— Stated task —
Copy every record exactly, and keep the pictures out.

- - - - -

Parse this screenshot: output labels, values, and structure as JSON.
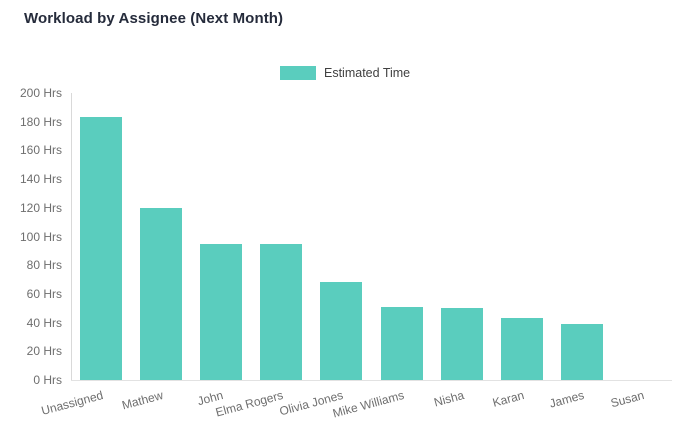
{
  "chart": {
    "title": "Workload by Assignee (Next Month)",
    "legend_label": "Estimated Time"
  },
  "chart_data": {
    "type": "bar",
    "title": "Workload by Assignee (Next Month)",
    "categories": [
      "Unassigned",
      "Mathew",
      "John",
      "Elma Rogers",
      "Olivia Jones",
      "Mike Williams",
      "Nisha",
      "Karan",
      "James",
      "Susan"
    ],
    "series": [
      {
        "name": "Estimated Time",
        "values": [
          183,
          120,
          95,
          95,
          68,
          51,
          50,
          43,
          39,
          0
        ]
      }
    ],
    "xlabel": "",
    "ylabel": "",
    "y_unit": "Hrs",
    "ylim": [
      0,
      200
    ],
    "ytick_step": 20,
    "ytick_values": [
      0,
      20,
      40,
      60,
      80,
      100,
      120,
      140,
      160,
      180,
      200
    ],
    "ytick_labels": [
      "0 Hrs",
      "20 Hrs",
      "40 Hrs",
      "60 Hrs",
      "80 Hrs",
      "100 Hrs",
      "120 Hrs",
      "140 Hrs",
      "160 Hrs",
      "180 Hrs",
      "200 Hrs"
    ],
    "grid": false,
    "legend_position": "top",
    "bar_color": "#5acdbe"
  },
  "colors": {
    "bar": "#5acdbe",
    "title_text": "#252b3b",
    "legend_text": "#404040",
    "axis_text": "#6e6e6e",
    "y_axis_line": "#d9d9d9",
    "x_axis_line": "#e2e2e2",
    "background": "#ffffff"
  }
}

- - - - -

— Answer to the task —
Parse this screenshot: output labels, values, and structure as JSON.
{
  "chart": {
    "title": "Workload by Assignee (Next Month)",
    "legend_label": "Estimated Time"
  },
  "chart_data": {
    "type": "bar",
    "title": "Workload by Assignee (Next Month)",
    "categories": [
      "Unassigned",
      "Mathew",
      "John",
      "Elma Rogers",
      "Olivia Jones",
      "Mike Williams",
      "Nisha",
      "Karan",
      "James",
      "Susan"
    ],
    "series": [
      {
        "name": "Estimated Time",
        "values": [
          183,
          120,
          95,
          95,
          68,
          51,
          50,
          43,
          39,
          0
        ]
      }
    ],
    "xlabel": "",
    "ylabel": "",
    "y_unit": "Hrs",
    "ylim": [
      0,
      200
    ],
    "ytick_step": 20,
    "ytick_values": [
      0,
      20,
      40,
      60,
      80,
      100,
      120,
      140,
      160,
      180,
      200
    ],
    "ytick_labels": [
      "0 Hrs",
      "20 Hrs",
      "40 Hrs",
      "60 Hrs",
      "80 Hrs",
      "100 Hrs",
      "120 Hrs",
      "140 Hrs",
      "160 Hrs",
      "180 Hrs",
      "200 Hrs"
    ],
    "grid": false,
    "legend_position": "top",
    "bar_color": "#5acdbe"
  },
  "colors": {
    "bar": "#5acdbe",
    "title_text": "#252b3b",
    "legend_text": "#404040",
    "axis_text": "#6e6e6e",
    "y_axis_line": "#d9d9d9",
    "x_axis_line": "#e2e2e2",
    "background": "#ffffff"
  }
}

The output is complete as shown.